(Dataset entries)

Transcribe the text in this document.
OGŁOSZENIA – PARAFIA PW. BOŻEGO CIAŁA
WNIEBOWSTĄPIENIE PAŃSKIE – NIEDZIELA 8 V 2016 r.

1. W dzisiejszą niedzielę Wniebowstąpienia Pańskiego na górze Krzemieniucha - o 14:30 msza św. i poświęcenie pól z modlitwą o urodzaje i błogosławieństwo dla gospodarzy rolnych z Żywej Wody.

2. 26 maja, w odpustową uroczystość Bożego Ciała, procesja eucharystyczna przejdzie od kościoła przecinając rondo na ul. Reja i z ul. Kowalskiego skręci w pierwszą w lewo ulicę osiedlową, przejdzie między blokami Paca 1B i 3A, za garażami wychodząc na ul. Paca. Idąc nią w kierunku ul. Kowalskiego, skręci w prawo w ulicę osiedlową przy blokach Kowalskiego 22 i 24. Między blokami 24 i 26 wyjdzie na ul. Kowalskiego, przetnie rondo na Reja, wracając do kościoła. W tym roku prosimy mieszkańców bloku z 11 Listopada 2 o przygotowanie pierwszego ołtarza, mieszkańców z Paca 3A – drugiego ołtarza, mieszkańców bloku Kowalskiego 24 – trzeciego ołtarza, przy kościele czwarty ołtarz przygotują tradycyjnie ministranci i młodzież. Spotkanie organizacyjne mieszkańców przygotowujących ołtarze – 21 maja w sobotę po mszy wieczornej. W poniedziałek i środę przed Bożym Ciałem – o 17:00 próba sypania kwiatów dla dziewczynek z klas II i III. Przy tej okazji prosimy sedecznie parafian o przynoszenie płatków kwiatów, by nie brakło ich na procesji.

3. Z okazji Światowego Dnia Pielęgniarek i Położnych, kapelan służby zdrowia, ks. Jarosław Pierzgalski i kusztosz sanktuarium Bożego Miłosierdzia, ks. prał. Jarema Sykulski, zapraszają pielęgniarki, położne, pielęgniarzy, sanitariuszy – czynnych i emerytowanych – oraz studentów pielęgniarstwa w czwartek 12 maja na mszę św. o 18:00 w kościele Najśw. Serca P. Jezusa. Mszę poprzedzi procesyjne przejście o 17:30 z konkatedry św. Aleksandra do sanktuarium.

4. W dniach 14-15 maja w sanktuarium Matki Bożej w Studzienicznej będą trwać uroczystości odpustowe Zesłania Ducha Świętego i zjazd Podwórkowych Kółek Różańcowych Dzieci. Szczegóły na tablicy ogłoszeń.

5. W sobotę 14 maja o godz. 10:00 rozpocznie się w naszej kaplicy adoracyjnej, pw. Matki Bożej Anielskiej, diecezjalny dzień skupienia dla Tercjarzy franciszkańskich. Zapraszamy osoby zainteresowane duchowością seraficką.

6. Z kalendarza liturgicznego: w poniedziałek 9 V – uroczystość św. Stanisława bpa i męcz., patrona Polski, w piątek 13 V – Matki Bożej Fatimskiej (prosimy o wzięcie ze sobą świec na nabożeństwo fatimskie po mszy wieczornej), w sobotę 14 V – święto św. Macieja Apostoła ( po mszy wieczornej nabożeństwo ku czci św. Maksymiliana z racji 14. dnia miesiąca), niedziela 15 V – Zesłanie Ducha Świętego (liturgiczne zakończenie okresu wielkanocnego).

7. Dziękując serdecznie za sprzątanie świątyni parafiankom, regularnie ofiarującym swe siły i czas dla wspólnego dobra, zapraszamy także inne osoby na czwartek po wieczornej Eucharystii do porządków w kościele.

#### WHAT YOU WILL DO
Work out how many lines of the material above contain the word "prosimy", then give only that figure.

#### ANSWER TO THE TASK
2